== Extract provided ==
BEGIN
Yaya or Piyade were infantry military units of the Ottoman Empire and some other medieval Anatolian beyliks. Many of them were of Christian origin.

Name 
Yaya means "pedestrian" in Ottoman Turkish. It is of Turkic origin word. An alternative name, piyade, is derived from a Persian word with the same meaning. This latter name was also used in the series of dynasties that ruled the neighboring Persian state.

Background 
The early Ottoman military forces consisted of irregular nomadic cavalry and volunteer light infantry. These units were efficient against local Byzantine feudal lords but were unable to capture fortified castles by direct assault. This was the reason for Alaeddin Pasha including the establishment of this unit in his proposal for reorganization the military of the Ottoman Empire made in the mid 1320s. His brother, sultan Orhan, accepted his proposal and established yaya.

Yaya were precursors of the Janissary corps of the Ottoman military, which would become one of the most influential and increasingly political forces in the Ottoman state until the 19th century. Janissary Corps would be made of converted Christians from Balkans up to 1500(most of them Albanians, Bosnians and Eastern Romans). However, by 1550s when the Devshirme was abolished " de facto" , the Janissary Corps would be dominated by Muslim born Ottomans, majority of them being Muslim Albanians.
END
== Source material ==
BEGIN
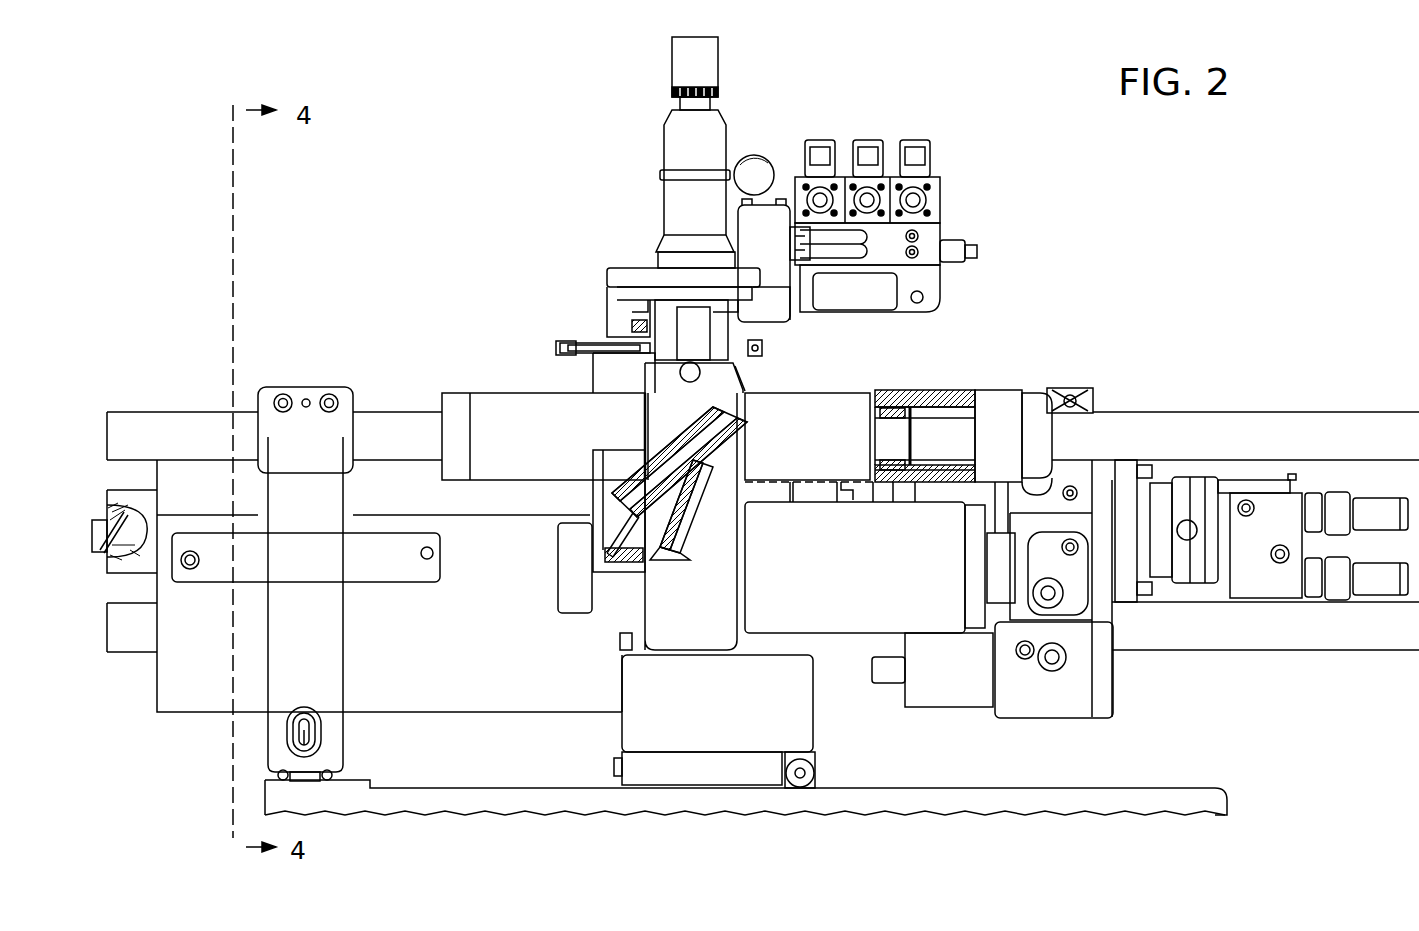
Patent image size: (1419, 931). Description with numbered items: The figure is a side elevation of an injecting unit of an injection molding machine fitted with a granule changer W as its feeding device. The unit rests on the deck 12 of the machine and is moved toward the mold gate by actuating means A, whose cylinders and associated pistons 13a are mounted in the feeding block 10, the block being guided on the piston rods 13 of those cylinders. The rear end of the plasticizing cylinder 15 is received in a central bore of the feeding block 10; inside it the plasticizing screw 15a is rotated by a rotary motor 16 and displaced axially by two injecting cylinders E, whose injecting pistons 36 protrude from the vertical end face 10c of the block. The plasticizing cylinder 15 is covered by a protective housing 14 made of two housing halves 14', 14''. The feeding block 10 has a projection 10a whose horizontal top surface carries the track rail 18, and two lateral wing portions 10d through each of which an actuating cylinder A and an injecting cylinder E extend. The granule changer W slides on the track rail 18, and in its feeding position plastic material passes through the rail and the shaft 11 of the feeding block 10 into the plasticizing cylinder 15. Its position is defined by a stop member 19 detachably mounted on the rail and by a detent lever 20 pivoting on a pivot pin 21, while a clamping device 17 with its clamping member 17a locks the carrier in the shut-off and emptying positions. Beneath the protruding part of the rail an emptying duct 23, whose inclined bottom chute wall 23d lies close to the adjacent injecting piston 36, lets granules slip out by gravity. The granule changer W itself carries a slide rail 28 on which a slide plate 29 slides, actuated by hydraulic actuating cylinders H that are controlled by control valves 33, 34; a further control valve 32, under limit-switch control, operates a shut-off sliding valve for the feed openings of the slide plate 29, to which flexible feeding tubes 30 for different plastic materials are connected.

The feeding block 10 is at (648, 636).
The projection 10a is at (757, 378).
The vertical end face 10c is at (640, 460).
The lateral wing portion 10d is at (758, 466).
The shaft 11 is at (700, 470).
The deck 12 is at (1235, 800).
The piston rod 13 is at (190, 432).
The piston 13a is at (905, 392).
The protective housing 14 is at (389, 618).
The housing half 14' is at (431, 724).
The housing half 14'' is at (342, 565).
The plasticizing cylinder 15 is at (122, 500).
The plasticizing screw 15a is at (115, 548).
The rotary motor 16 is at (1300, 492).
The clamping device 17 is at (690, 408).
The clamping member 17a is at (628, 320).
The track rail 18 is at (685, 382).
The stop member 19 is at (764, 348).
The detent lever 20 is at (562, 350).
The pivot pin 21 is at (600, 345).
The emptying duct 23 is at (618, 378).
The bottom chute wall 23d is at (613, 563).
The slide rail 28 is at (625, 292).
The slide plate 29 is at (650, 278).
The flexible feeding tube 30 is at (682, 85).
The control valve 32 is at (822, 190).
The control valve 33 is at (868, 190).
The control valve 34 is at (914, 190).
The injecting piston 36 is at (560, 548).
The granule changer W is at (658, 188).
The hydraulic actuating cylinder H is at (765, 225).
The actuating means A is at (873, 392).
The injecting cylinder E is at (858, 638).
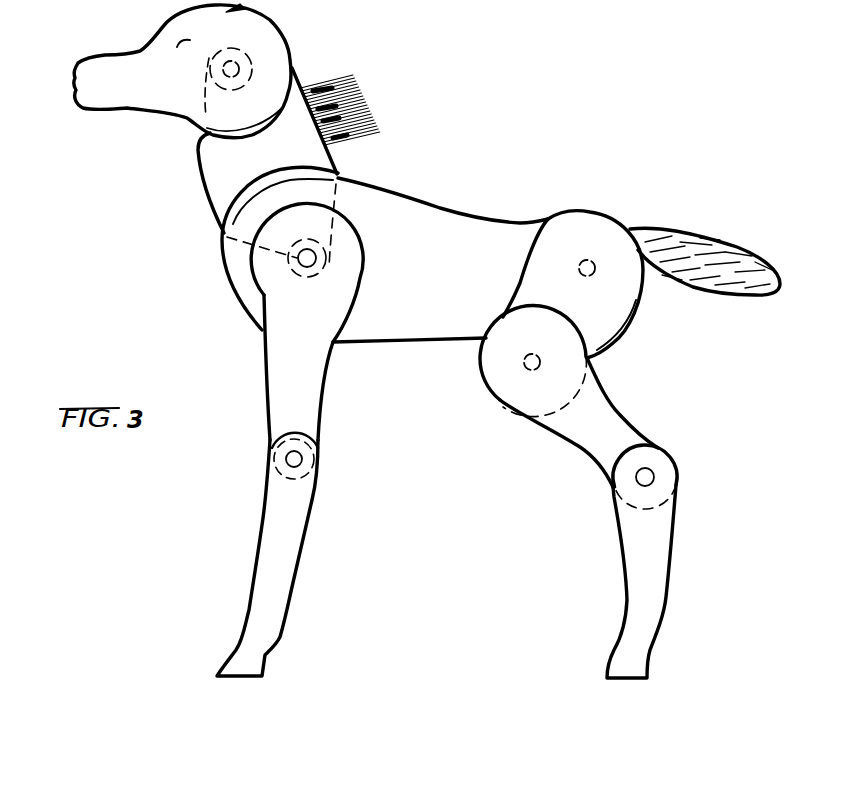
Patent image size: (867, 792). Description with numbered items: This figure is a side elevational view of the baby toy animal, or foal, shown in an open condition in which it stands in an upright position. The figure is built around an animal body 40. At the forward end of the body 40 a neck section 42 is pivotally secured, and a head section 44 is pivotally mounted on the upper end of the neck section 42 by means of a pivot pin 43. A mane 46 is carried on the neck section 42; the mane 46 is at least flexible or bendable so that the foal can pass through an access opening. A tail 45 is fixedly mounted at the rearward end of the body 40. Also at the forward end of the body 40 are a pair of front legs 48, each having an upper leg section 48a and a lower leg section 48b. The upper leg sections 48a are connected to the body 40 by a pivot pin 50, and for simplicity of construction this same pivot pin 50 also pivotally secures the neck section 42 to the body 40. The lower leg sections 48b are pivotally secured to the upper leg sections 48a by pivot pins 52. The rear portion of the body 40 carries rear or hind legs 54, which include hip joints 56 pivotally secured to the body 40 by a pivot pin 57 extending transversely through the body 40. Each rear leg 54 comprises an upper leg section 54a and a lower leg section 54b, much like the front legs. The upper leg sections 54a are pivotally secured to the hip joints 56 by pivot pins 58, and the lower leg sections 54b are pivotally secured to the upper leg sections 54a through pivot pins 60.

The animal body 40 is at (430, 215).
The neck section 42 is at (213, 192).
The pivot pin 43 is at (235, 69).
The head section 44 is at (271, 45).
The tail 45 is at (700, 238).
The mane 46 is at (372, 116).
The front legs 48 is at (278, 439).
The upper leg sections 48a is at (318, 387).
The lower leg sections 48b is at (291, 543).
The pivot pin 50 is at (297, 262).
The pivot pins 52 is at (302, 459).
The rear legs 54 is at (598, 492).
The upper leg sections 54a is at (556, 396).
The lower leg sections 54b is at (657, 570).
The hip joints 56 is at (618, 299).
The pivot pin 57 is at (588, 259).
The pivot pins 58 is at (527, 370).
The pivot pins 60 is at (636, 480).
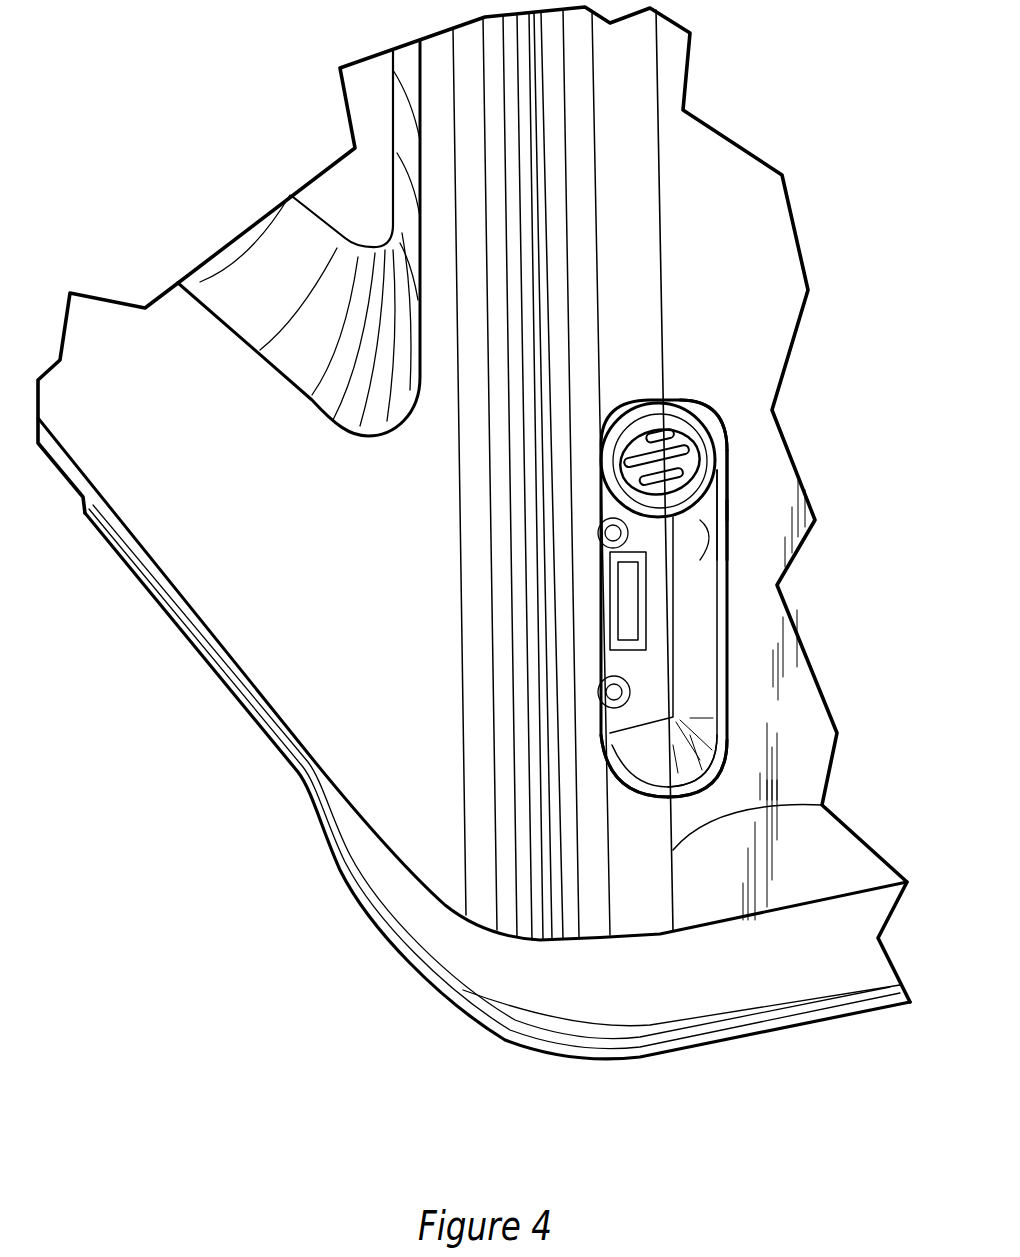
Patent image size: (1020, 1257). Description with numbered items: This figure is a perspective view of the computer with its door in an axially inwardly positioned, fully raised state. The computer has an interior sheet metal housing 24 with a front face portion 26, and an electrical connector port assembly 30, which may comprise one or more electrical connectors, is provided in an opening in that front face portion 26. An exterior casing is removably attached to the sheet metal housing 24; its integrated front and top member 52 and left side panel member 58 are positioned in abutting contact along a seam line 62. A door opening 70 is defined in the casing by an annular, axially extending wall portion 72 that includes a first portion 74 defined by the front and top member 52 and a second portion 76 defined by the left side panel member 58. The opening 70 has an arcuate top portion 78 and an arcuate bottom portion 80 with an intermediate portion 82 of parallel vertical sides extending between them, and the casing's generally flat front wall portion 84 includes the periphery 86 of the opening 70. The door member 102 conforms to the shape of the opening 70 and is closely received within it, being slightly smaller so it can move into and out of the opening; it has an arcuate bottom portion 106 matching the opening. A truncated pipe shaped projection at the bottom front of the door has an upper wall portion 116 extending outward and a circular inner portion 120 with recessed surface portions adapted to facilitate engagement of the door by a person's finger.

The interior sheet metal housing 24 is at (692, 705).
The front face portion 26 is at (692, 705).
The electrical connector port assembly 30 is at (657, 657).
The integrated front and top member 52 is at (497, 782).
The left side panel member 58 is at (472, 679).
The seam line 62 is at (823, 787).
The door opening 70 is at (693, 590).
The casing annular axially extending wall portion 72 is at (735, 505).
The first portion 74 is at (723, 468).
The second portion 76 is at (600, 543).
The arcuate top portion 78 is at (733, 427).
The arcuate bottom portion 80 is at (720, 713).
The intermediate portion 82 is at (693, 660).
The front wall portion 84 is at (563, 518).
The periphery 86 is at (757, 512).
The door member 102 is at (649, 457).
The arcuate bottom portion 106 is at (733, 460).
The upper wall portion 116 is at (688, 432).
The circular inner portion 120 is at (717, 423).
END
== To-do list ==
1 > According to the text on yaya infantry, which sultan accepted Alaeddin Pasha's proposal and established the yaya?
2 > Pick out and copy every line of the records that contains the word "animal".
The records are unrelated to the text on yaya infantry.

== Complete answers ==
1 > Sultan Orhan, Alaeddin Pasha's brother.

2 >
Patent image size: (867, 792). Description with numbered items: This figure is a side elevational view of the baby toy animal, or foal, shown in an open condition in which it stands in an upright position. The figure is built around an animal body 40. At the forward end of the body 40 a neck section 42 is pivotally secured, and a head section 44 is pivotally mounted on the upper end of the neck section 42 by means of a pivot pin 43. A mane 46 is carried on the neck section 42; the mane 46 is at least flexible or bendable so that the foal can pass through an access opening. A tail 45 is fixedly mounted at the rearward end of the body 40. Also at the forward end of the body 40 are a pair of front legs 48, each having an upper leg section 48a and a lower leg section 48b. The upper leg sections 48a are connected to the body 40 by a pivot pin 50, and for simplicity of construction this same pivot pin 50 also pivotally secures the neck section 42 to the body 40. The lower leg sections 48b are pivotally secured to the upper leg sections 48a by pivot pins 52. The rear portion of the body 40 carries rear or hind legs 54, which include hip joints 56 pivotally secured to the body 40 by a pivot pin 57 extending transversely through the body 40. Each rear leg 54 comprises an upper leg section 54a and a lower leg section 54b, much like the front legs. The upper leg sections 54a are pivotally secured to the hip joints 56 by pivot pins 58, and the lower leg sections 54b are pivotally secured to the upper leg sections 54a through pivot pins 60.
The animal body 40 is at (430, 215).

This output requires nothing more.